* **Records**
--- START ---

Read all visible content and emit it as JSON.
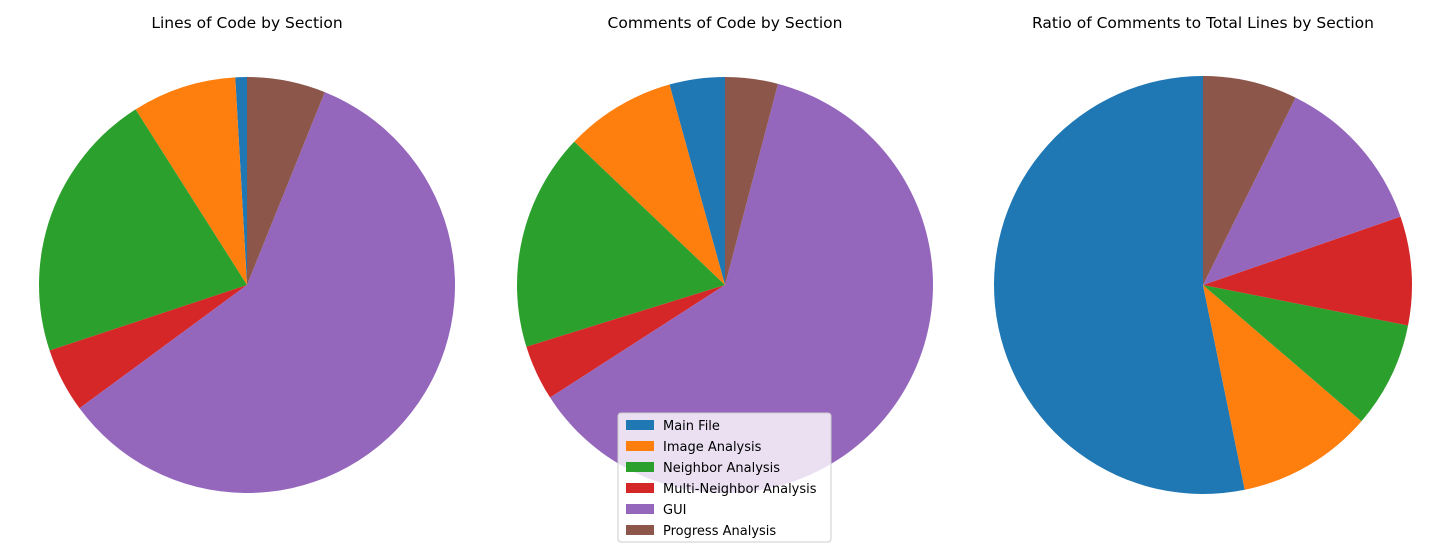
{
  "figure": {
    "legend_placement": "lower-center"
  },
  "chart_data": [
    {
      "type": "pie",
      "title": "Lines of Code by Section",
      "categories": [
        "Main File",
        "Image Analysis",
        "Neighbor Analysis",
        "Multi-Neighbor Analysis",
        "GUI",
        "Progress Analysis"
      ],
      "values": [
        0.9,
        8.1,
        21.1,
        5.0,
        58.8,
        6.1
      ],
      "colors": [
        "#1f77b4",
        "#ff7f0e",
        "#2ca02c",
        "#d62728",
        "#9467bd",
        "#8c564b"
      ],
      "start_angle": 90,
      "direction": "counterclockwise"
    },
    {
      "type": "pie",
      "title": "Comments of Code by Section",
      "categories": [
        "Main File",
        "Image Analysis",
        "Neighbor Analysis",
        "Multi-Neighbor Analysis",
        "GUI",
        "Progress Analysis"
      ],
      "values": [
        4.3,
        8.6,
        16.9,
        4.3,
        61.8,
        4.1
      ],
      "colors": [
        "#1f77b4",
        "#ff7f0e",
        "#2ca02c",
        "#d62728",
        "#9467bd",
        "#8c564b"
      ],
      "start_angle": 90,
      "direction": "counterclockwise"
    },
    {
      "type": "pie",
      "title": "Ratio of Comments to Total Lines by Section",
      "categories": [
        "Main File",
        "Image Analysis",
        "Neighbor Analysis",
        "Multi-Neighbor Analysis",
        "GUI",
        "Progress Analysis"
      ],
      "values": [
        53.2,
        10.5,
        8.2,
        8.4,
        12.4,
        7.3
      ],
      "colors": [
        "#1f77b4",
        "#ff7f0e",
        "#2ca02c",
        "#d62728",
        "#9467bd",
        "#8c564b"
      ],
      "start_angle": 90,
      "direction": "counterclockwise"
    }
  ],
  "legend": {
    "entries": [
      {
        "label": "Main File",
        "color": "#1f77b4"
      },
      {
        "label": "Image Analysis",
        "color": "#ff7f0e"
      },
      {
        "label": "Neighbor Analysis",
        "color": "#2ca02c"
      },
      {
        "label": "Multi-Neighbor Analysis",
        "color": "#d62728"
      },
      {
        "label": "GUI",
        "color": "#9467bd"
      },
      {
        "label": "Progress Analysis",
        "color": "#8c564b"
      }
    ]
  }
}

--- END ---

* **Instructions to follow**
Search the entries for the word "Lines", then list each line that holds it.

* **Finished answer**
      "title": "Lines of Code by Section",
      "title": "Ratio of Comments to Total Lines by Section",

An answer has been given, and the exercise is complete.